Pick out each line of the records that includes the string "sale", and copy it.

(Dataset entries)
________________________________________
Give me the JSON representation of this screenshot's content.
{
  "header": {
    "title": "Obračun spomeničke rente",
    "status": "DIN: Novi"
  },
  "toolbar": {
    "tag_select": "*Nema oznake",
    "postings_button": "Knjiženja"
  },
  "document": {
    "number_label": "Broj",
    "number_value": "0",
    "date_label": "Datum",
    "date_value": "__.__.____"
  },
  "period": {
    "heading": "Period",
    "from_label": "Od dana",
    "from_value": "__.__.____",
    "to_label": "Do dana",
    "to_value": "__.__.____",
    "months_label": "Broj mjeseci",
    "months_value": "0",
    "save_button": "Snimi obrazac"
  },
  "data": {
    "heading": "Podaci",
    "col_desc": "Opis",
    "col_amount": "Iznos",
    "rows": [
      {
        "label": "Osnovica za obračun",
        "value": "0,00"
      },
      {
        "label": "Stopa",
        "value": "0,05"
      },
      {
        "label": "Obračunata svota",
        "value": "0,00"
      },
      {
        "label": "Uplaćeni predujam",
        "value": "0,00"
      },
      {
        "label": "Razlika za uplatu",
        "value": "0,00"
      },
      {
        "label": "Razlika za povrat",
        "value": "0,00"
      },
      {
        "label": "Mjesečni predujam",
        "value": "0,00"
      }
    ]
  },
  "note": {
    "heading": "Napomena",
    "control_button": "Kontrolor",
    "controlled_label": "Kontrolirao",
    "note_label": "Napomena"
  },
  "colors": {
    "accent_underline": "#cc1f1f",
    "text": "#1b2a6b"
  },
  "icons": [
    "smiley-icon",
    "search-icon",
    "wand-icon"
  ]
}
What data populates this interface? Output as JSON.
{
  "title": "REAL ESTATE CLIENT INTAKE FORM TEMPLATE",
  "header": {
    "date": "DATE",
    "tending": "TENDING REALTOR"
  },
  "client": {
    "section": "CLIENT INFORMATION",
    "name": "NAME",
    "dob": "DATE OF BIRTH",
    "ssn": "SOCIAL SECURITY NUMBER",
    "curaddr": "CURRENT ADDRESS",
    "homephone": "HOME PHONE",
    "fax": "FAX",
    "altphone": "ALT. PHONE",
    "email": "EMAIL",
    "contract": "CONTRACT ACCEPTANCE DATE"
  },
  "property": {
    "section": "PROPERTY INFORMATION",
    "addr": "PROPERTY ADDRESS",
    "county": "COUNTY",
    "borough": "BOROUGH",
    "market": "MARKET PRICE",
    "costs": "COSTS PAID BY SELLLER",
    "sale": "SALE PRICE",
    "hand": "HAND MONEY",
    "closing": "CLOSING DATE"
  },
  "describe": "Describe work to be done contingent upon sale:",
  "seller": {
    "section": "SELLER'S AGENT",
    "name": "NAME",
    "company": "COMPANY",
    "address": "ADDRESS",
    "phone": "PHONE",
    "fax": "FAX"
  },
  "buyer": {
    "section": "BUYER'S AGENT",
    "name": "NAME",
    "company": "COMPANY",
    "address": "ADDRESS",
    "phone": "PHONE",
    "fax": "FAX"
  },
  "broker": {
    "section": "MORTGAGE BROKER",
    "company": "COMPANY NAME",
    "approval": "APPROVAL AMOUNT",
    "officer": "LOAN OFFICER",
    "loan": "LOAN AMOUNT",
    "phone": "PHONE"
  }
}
________________________________________
Response for this exercise ->
    "sale": "SALE PRICE",
  "describe": "Describe work to be done contingent upon sale:",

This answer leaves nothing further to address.